- [Aim]: The data below should be printed in full, exactly, and without any of its images.

- [Provided information]:
▼▼▼
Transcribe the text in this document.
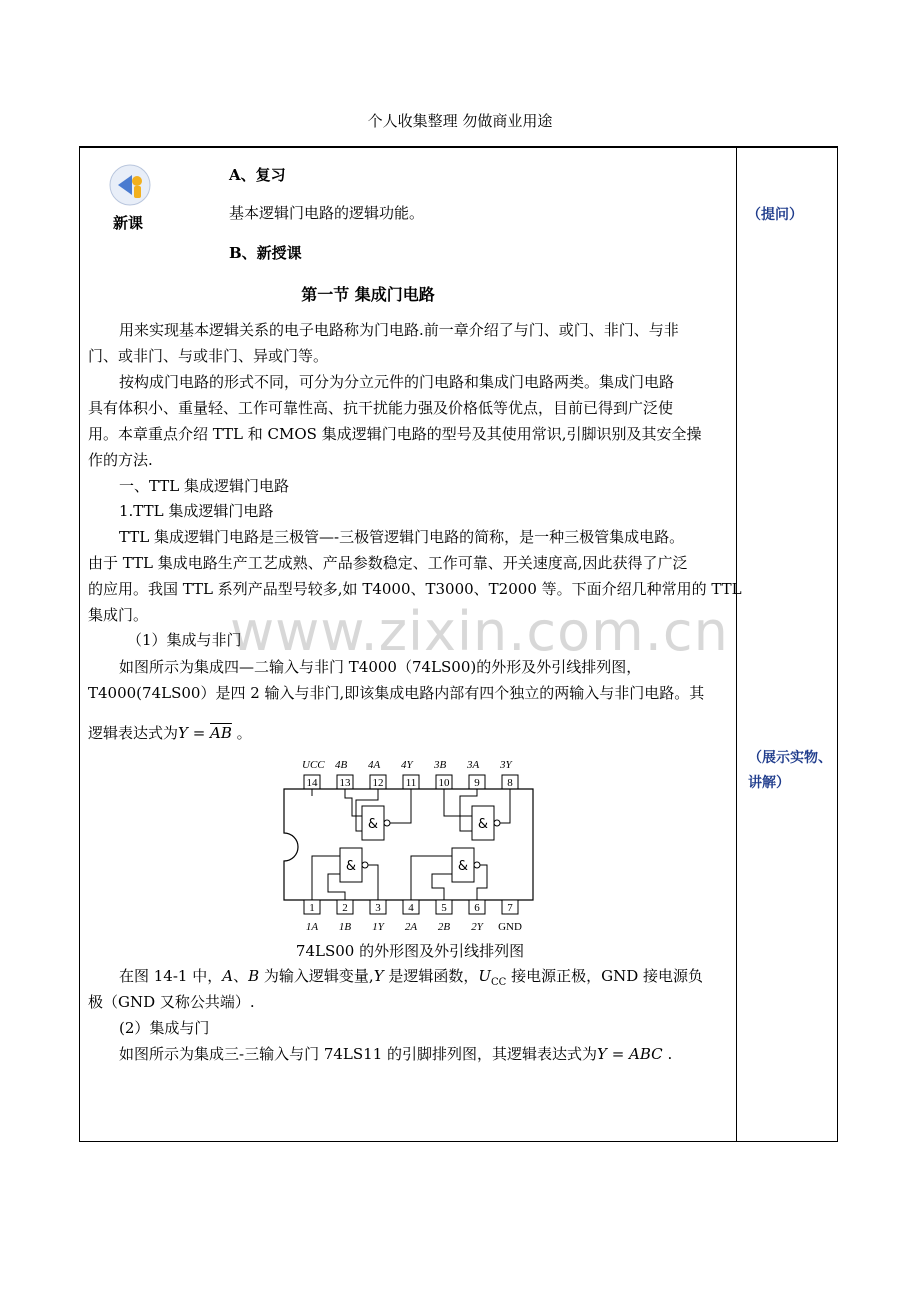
个人收集整理 勿做商业用途
新课	（提问）
（展示实物、
讲解）
A、复习
基本逻辑门电路的逻辑功能。
B、新授课
第一节 集成门电路
用来实现基本逻辑关系的电子电路称为门电路.前一章介绍了与门、或门、非门、与非
门、或非门、与或非门、异或门等。
按构成门电路的形式不同，可分为分立元件的门电路和集成门电路两类。集成门电路
具有体积小、重量轻、工作可靠性高、抗干扰能力强及价格低等优点，目前已得到广泛使
用。本章重点介绍 TTL 和 CMOS 集成逻辑门电路的型号及其使用常识,引脚识别及其安全操
作的方法.
一、TTL 集成逻辑门电路
1.TTL 集成逻辑门电路
TTL 集成逻辑门电路是三极管—-三极管逻辑门电路的简称，是一种三极管集成电路。
由于 TTL 集成电路生产工艺成熟、产品参数稳定、工作可靠、开关速度高,因此获得了广泛
的应用。我国 TTL 系列产品型号较多,如 T4000、T3000、T2000 等。下面介绍几种常用的 TTL
集成门。 www.zixin.com.cn
（1）集成与非门
如图所示为集成四—二输入与非门 T4000（74LS00)的外形及外引线排列图，
T4000(74LS00）是四 2 输入与非门,即该集成电路内部有四个独立的两输入与非门电路。其
逻辑表达式为$Y = \overline{AB}$ 。
UCC 4B 4A 4Y 3B 3A 3Y
14 13 12 11 10 9	8
&	&
&	&
1	2	3	4	5	6	7
1A 1B 1Y 2A 2B 2Y GND
74LS00 的外形图及外引线排列图
在图 14-1 中，A、B 为输入逻辑变量,Y 是逻辑函数，$U_{CC}$ 接电源正极，GND 接电源负
极（GND 又称公共端）.
(2）集成与门
如图所示为集成三-三输入与门 74LS11 的引脚排列图，其逻辑表达式为Y = ABC .
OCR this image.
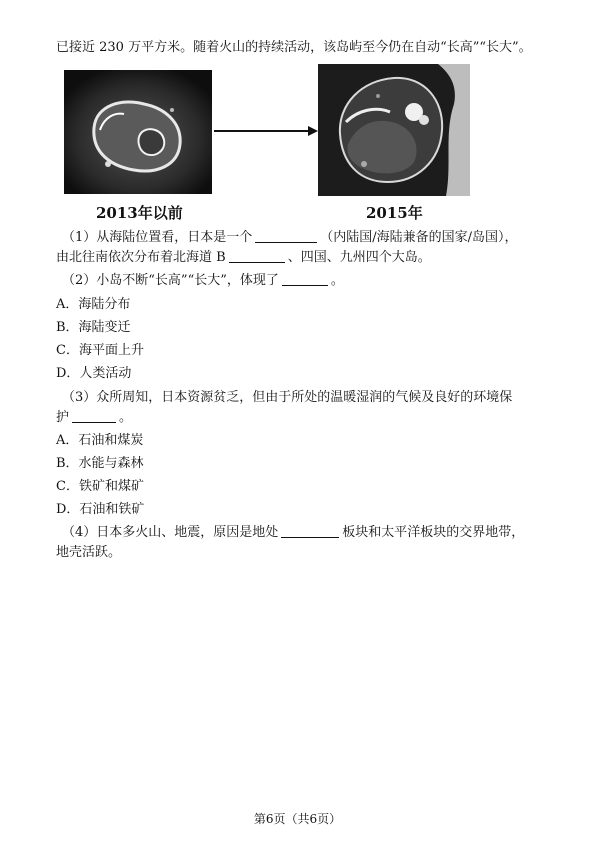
已接近 230 万平方米。随着火山的持续活动，该岛屿至今仍在自动“长高”“长大”。
2013年以前	2015年
（1）从海陆位置看，日本是一个	（内陆国/海陆兼备的国家/岛国），
由北往南依次分布着北海道 B	、四国、九州四个大岛。
（2）小岛不断“长高”“长大”，体现了	。
A．海陆分布
B．海陆变迁
C．海平面上升
D．人类活动
（3）众所周知，日本资源贫乏，但由于所处的温暖湿润的气候及良好的环境保
护	。
A．石油和煤炭
B．水能与森林
C．铁矿和煤矿
D．石油和铁矿
（4）日本多火山、地震，原因是地处	板块和太平洋板块的交界地带，
地壳活跃。
第6页（共6页）
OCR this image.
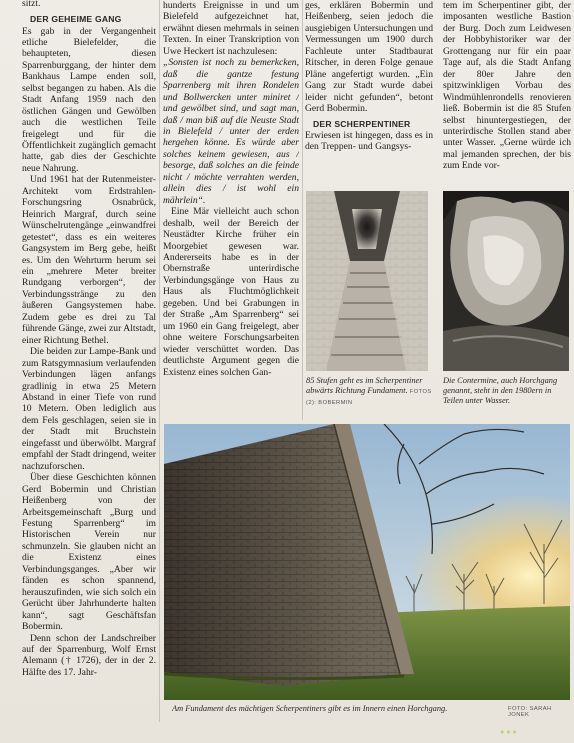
sitzt.

DER GEHEIME GANG

Es gab in der Vergangenheit etliche Bielefelder, die behaupteten, diesen Sparrenburggang, der hinter dem Bankhaus Lampe enden soll, selbst begangen zu haben. Als die Stadt Anfang 1959 nach den östlichen Gängen und Gewölben auch die westlichen Teile freigelegt und für die Öffentlichkeit zugänglich gemacht hatte, gab dies der Geschichte neue Nahrung.

Und 1961 hat der Rutenmeister-Architekt vom Erdstrahlen-Forschungsring Osnabrück, Heinrich Margraf, durch seine Wünschelrutengänge „einwandfrei getestet“, dass es ein weiteres Gangsystem im Berg gebe, heißt es. Um den Wehrturm herum sei ein „mehrere Meter breiter Rundgang verborgen“, der Verbindungsstränge zu den äußeren Gangsystemen habe. Zudem gebe es drei zu Tal führende Gänge, zwei zur Altstadt, einer Richtung Bethel.

Die beiden zur Lampe-Bank und zum Ratsgymnasium verlaufenden Verbindungen lägen anfangs gradlinig in etwa 25 Metern Abstand in einer Tiefe von rund 10 Metern. Oben lediglich aus dem Fels geschlagen, seien sie in der Stadt mit Bruchstein eingefasst und überwölbt. Margraf empfahl der Stadt dringend, weiter nachzuforschen.

Über diese Geschichten können Gerd Bobermin und Christian Heißenberg von der Arbeitsgemeinschaft „Burg und Festung Sparrenberg“ im Historischen Verein nur schmunzeln. Sie glauben nicht an die Existenz eines Verbindungsganges. „Aber wir fänden es schon spannend, herauszufinden, wie sich solch ein Gerücht über Jahrhunderte halten kann“, sagt Geschäftsfan Bobermin.

Denn schon der Landschreiber auf der Sparrenburg, Wolf Ernst Alemann († 1726), der in der 2. Hälfte des 17. Jahr-

hunderts Ereignisse in und um Bielefeld aufgezeichnet hat, erwähnt diesen mehrmals in seinen Texten. In einer Transkription von Uwe Heckert ist nachzulesen:

„Sonsten ist noch zu bemerkcken, daß die gantze festung Sparrenberg mit ihren Rondelen und Bollwercken unter miniret / und gewölbet sind, und sagt man, daß / man biß auf die Neuste Stadt in Bielefeld / unter der erden hergehen könne. Es würde aber solches keinem gewiesen, aus / besorge, daß solches an die feinde nicht / möchte verrahten werden, allein dies / ist wohl ein mährlein“.

Eine Mär vielleicht auch schon deshalb, weil der Bereich der Neustädter Kirche früher ein Moorgebiet gewesen war. Andererseits habe es in der Obernstraße unterirdische Verbindungsgänge von Haus zu Haus als Fluchtmöglichkeit gegeben. Und bei Grabungen in der Straße „Am Sparrenberg“ sei um 1960 ein Gang freigelegt, aber ohne weitere Forschungsarbeiten wieder verschüttet worden. Das deutlichste Argument gegen die Existenz eines solchen Gan-

ges, erklären Bobermin und Heißenberg, seien jedoch die ausgiebigen Untersuchungen und Vermessungen um 1900 durch Fachleute unter Stadtbaurat Ritscher, in deren Folge genaue Pläne angefertigt wurden. „Ein Gang zur Stadt wurde dabei leider nicht gefunden“, betont Gerd Bobermin.

DER SCHERPENTINER

Erwiesen ist hingegen, dass es in den Treppen- und Gangsys-

tem im Scherpentiner gibt, der imposanten westliche Bastion der Burg. Doch zum Leidwesen der Hobbyhistoriker war der Grottengang nur für ein paar Tage auf, als die Stadt Anfang der 80er Jahre den spitzwinkligen Vorbau des Windmühlenrondells renovieren ließ. Bobermin ist die 85 Stufen selbst hinuntergestiegen, der unterirdische Stollen stand aber unter Wasser. „Gerne würde ich mal jemanden sprechen, der bis zum Ende vor-

85 Stufen geht es im Scherpentiner abwärts Richtung Fundament. FOTOS (2): BOBERMIN
Die Contermine, auch Horchgang genannt, steht in den 1980ern in Teilen unter Wasser.
Am Fundament des mächtigen Scherpentiners gibt es im Innern einen Horchgang.	FOTO: SARAH JONEK
●●●
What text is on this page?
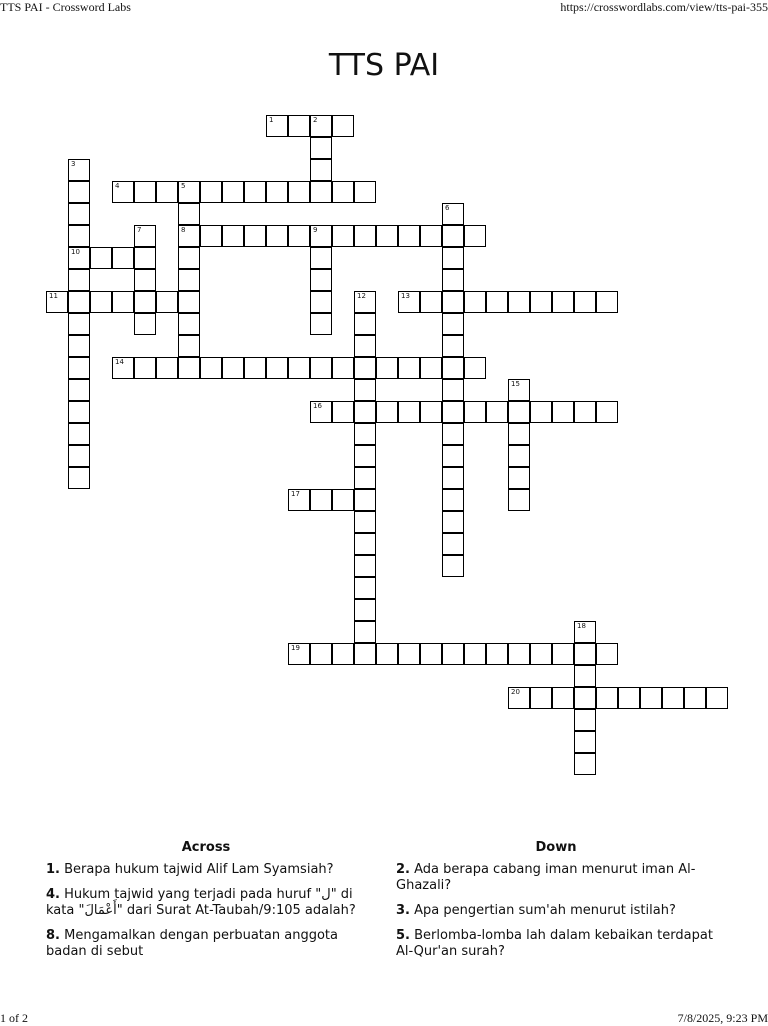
TTS PAI - Crossword Labs	https://crosswordlabs.com/view/tts-pai-355
TTS PAI
1	2
3
10
4	5
8
6
7	9
11	12	13
14
15
16
17
18
19
20
Across
1. Berapa hukum tajwid Alif Lam Syamsiah?
4. Hukum tajwid yang terjadi pada huruf "ل" di kata "أَعْمَالَ" dari Surat At-Taubah/9:105 adalah?
8. Mengamalkan dengan perbuatan anggota badan di sebut
Down
2. Ada berapa cabang iman menurut iman Al-Ghazali?
3. Apa pengertian sum'ah menurut istilah?
5. Berlomba-lomba lah dalam kebaikan terdapat Al-Qur'an surah?
1 of 2	7/8/2025, 9:23 PM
▲▲▲
- [Solution for this task]:
Transcribe the text in this document.
个人收集整理 勿做商业用途
新课	（提问）
（展示实物、
讲解）
A、复习
基本逻辑门电路的逻辑功能。
B、新授课
第一节 集成门电路
用来实现基本逻辑关系的电子电路称为门电路.前一章介绍了与门、或门、非门、与非
门、或非门、与或非门、异或门等。
按构成门电路的形式不同，可分为分立元件的门电路和集成门电路两类。集成门电路
具有体积小、重量轻、工作可靠性高、抗干扰能力强及价格低等优点，目前已得到广泛使
用。本章重点介绍 TTL 和 CMOS 集成逻辑门电路的型号及其使用常识,引脚识别及其安全操
作的方法.
一、TTL 集成逻辑门电路
1.TTL 集成逻辑门电路
TTL 集成逻辑门电路是三极管—-三极管逻辑门电路的简称，是一种三极管集成电路。
由于 TTL 集成电路生产工艺成熟、产品参数稳定、工作可靠、开关速度高,因此获得了广泛
的应用。我国 TTL 系列产品型号较多,如 T4000、T3000、T2000 等。下面介绍几种常用的 TTL
集成门。 www.zixin.com.cn
（1）集成与非门
如图所示为集成四—二输入与非门 T4000（74LS00)的外形及外引线排列图，
T4000(74LS00）是四 2 输入与非门,即该集成电路内部有四个独立的两输入与非门电路。其
逻辑表达式为$Y = \overline{AB}$ 。
UCC 4B 4A 4Y 3B 3A 3Y
14 13 12 11 10 9	8
&	&
&	&
1	2	3	4	5	6	7
1A 1B 1Y 2A 2B 2Y GND
74LS00 的外形图及外引线排列图
在图 14-1 中，A、B 为输入逻辑变量,Y 是逻辑函数，$U_{CC}$ 接电源正极，GND 接电源负
极（GND 又称公共端）.
(2）集成与门
如图所示为集成三-三输入与门 74LS11 的引脚排列图，其逻辑表达式为Y = ABC .
OCR this image.
已接近 230 万平方米。随着火山的持续活动，该岛屿至今仍在自动“长高”“长大”。
2013年以前	2015年
（1）从海陆位置看，日本是一个	（内陆国/海陆兼备的国家/岛国），
由北往南依次分布着北海道 B	、四国、九州四个大岛。
（2）小岛不断“长高”“长大”，体现了	。
A．海陆分布
B．海陆变迁
C．海平面上升
D．人类活动
（3）众所周知，日本资源贫乏，但由于所处的温暖湿润的气候及良好的环境保
护	。
A．石油和煤炭
B．水能与森林
C．铁矿和煤矿
D．石油和铁矿
（4）日本多火山、地震，原因是地处	板块和太平洋板块的交界地带，
地壳活跃。
第6页（共6页）
OCR this image.
sitzt.

DER GEHEIME GANG

Es gab in der Vergangenheit etliche Bielefelder, die behaupteten, diesen Sparrenburggang, der hinter dem Bankhaus Lampe enden soll, selbst begangen zu haben. Als die Stadt Anfang 1959 nach den östlichen Gängen und Gewölben auch die westlichen Teile freigelegt und für die Öffentlichkeit zugänglich gemacht hatte, gab dies der Geschichte neue Nahrung.

Und 1961 hat der Rutenmeister-Architekt vom Erdstrahlen-Forschungsring Osnabrück, Heinrich Margraf, durch seine Wünschelrutengänge „einwandfrei getestet“, dass es ein weiteres Gangsystem im Berg gebe, heißt es. Um den Wehrturm herum sei ein „mehrere Meter breiter Rundgang verborgen“, der Verbindungsstränge zu den äußeren Gangsystemen habe. Zudem gebe es drei zu Tal führende Gänge, zwei zur Altstadt, einer Richtung Bethel.

Die beiden zur Lampe-Bank und zum Ratsgymnasium verlaufenden Verbindungen lägen anfangs gradlinig in etwa 25 Metern Abstand in einer Tiefe von rund 10 Metern. Oben lediglich aus dem Fels geschlagen, seien sie in der Stadt mit Bruchstein eingefasst und überwölbt. Margraf empfahl der Stadt dringend, weiter nachzuforschen.

Über diese Geschichten können Gerd Bobermin und Christian Heißenberg von der Arbeitsgemeinschaft „Burg und Festung Sparrenberg“ im Historischen Verein nur schmunzeln. Sie glauben nicht an die Existenz eines Verbindungsganges. „Aber wir fänden es schon spannend, herauszufinden, wie sich solch ein Gerücht über Jahrhunderte halten kann“, sagt Geschäftsfan Bobermin.

Denn schon der Landschreiber auf der Sparrenburg, Wolf Ernst Alemann († 1726), der in der 2. Hälfte des 17. Jahr-

hunderts Ereignisse in und um Bielefeld aufgezeichnet hat, erwähnt diesen mehrmals in seinen Texten. In einer Transkription von Uwe Heckert ist nachzulesen:

„Sonsten ist noch zu bemerkcken, daß die gantze festung Sparrenberg mit ihren Rondelen und Bollwercken unter miniret / und gewölbet sind, und sagt man, daß / man biß auf die Neuste Stadt in Bielefeld / unter der erden hergehen könne. Es würde aber solches keinem gewiesen, aus / besorge, daß solches an die feinde nicht / möchte verrahten werden, allein dies / ist wohl ein mährlein“.

Eine Mär vielleicht auch schon deshalb, weil der Bereich der Neustädter Kirche früher ein Moorgebiet gewesen war. Andererseits habe es in der Obernstraße unterirdische Verbindungsgänge von Haus zu Haus als Fluchtmöglichkeit gegeben. Und bei Grabungen in der Straße „Am Sparrenberg“ sei um 1960 ein Gang freigelegt, aber ohne weitere Forschungsarbeiten wieder verschüttet worden. Das deutlichste Argument gegen die Existenz eines solchen Gan-

ges, erklären Bobermin und Heißenberg, seien jedoch die ausgiebigen Untersuchungen und Vermessungen um 1900 durch Fachleute unter Stadtbaurat Ritscher, in deren Folge genaue Pläne angefertigt wurden. „Ein Gang zur Stadt wurde dabei leider nicht gefunden“, betont Gerd Bobermin.

DER SCHERPENTINER

Erwiesen ist hingegen, dass es in den Treppen- und Gangsys-

tem im Scherpentiner gibt, der imposanten westliche Bastion der Burg. Doch zum Leidwesen der Hobbyhistoriker war der Grottengang nur für ein paar Tage auf, als die Stadt Anfang der 80er Jahre den spitzwinkligen Vorbau des Windmühlenrondells renovieren ließ. Bobermin ist die 85 Stufen selbst hinuntergestiegen, der unterirdische Stollen stand aber unter Wasser. „Gerne würde ich mal jemanden sprechen, der bis zum Ende vor-

85 Stufen geht es im Scherpentiner abwärts Richtung Fundament. FOTOS (2): BOBERMIN
Die Contermine, auch Horchgang genannt, steht in den 1980ern in Teilen unter Wasser.
Am Fundament des mächtigen Scherpentiners gibt es im Innern einen Horchgang.	FOTO: SARAH JONEK
●●●
What text is on this page?
TTS PAI - Crossword Labs	https://crosswordlabs.com/view/tts-pai-355
TTS PAI
1	2
3
10
4	5
8
6
7	9
11	12	13
14
15
16
17
18
19
20
Across
1. Berapa hukum tajwid Alif Lam Syamsiah?
4. Hukum tajwid yang terjadi pada huruf "ل" di kata "أَعْمَالَ" dari Surat At-Taubah/9:105 adalah?
8. Mengamalkan dengan perbuatan anggota badan di sebut
Down
2. Ada berapa cabang iman menurut iman Al-Ghazali?
3. Apa pengertian sum'ah menurut istilah?
5. Berlomba-lomba lah dalam kebaikan terdapat Al-Qur'an surah?
1 of 2	7/8/2025, 9:23 PM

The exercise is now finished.